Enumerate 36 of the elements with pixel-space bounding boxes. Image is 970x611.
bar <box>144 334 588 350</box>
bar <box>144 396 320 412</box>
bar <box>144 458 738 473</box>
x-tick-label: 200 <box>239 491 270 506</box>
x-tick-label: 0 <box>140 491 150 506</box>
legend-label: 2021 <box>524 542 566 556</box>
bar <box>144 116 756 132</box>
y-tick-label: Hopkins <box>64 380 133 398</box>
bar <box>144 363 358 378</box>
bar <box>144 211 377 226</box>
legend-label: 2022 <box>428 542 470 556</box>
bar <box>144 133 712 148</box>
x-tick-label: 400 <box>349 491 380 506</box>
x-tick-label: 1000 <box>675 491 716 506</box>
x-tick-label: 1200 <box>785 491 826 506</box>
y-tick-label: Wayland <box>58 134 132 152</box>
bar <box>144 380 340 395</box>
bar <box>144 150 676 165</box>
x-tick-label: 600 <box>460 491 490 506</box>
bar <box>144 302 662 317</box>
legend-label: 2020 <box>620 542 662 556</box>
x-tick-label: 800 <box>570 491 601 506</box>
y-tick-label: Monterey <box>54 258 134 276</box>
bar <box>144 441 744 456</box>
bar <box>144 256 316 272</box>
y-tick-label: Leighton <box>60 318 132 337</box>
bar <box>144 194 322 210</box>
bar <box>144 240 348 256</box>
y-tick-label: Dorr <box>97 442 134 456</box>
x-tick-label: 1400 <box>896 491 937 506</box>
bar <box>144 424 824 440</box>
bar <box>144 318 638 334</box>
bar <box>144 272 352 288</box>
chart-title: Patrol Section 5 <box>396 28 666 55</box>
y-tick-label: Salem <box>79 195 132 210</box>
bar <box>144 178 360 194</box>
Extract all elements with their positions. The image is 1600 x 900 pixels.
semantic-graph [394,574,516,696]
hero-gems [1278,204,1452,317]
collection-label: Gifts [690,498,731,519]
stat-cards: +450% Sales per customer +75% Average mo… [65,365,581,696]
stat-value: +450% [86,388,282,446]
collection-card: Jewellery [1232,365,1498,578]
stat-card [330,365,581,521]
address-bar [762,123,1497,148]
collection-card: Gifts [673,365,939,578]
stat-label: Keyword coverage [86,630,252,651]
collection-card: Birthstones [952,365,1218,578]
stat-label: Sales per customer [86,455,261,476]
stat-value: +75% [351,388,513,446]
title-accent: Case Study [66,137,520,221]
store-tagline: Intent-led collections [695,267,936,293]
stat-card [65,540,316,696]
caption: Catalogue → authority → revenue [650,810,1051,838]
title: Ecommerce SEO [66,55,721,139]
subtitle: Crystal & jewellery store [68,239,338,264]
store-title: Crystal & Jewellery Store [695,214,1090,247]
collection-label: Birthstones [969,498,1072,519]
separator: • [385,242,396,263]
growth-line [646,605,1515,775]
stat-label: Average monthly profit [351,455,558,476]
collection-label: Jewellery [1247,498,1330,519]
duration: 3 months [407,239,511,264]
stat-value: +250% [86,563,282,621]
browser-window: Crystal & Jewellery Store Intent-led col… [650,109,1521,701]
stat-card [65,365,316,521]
☆ ☆ ☆ ☆ ☆ ☆ ☆
→ PROBLEM TO SOLVE: Could you render the items, from their first line up to and including the line with "x-tick-label: 0 <box>140 491 150 506</box>", as a Markdown table with the columns Row and Item line, leaving out any blank lines?

→ FINISHED ANSWER:
| Row | Item line |
|---|---|
| 1 | Enumerate 36 of the elements with pixel-space bounding boxes. Image is 970x611. |
| 2 | bar <box>144 334 588 350</box> |
| 3 | bar <box>144 396 320 412</box> |
| 4 | bar <box>144 458 738 473</box> |
| 5 | x-tick-label: 200 <box>239 491 270 506</box> |
| 6 | x-tick-label: 0 <box>140 491 150 506</box> |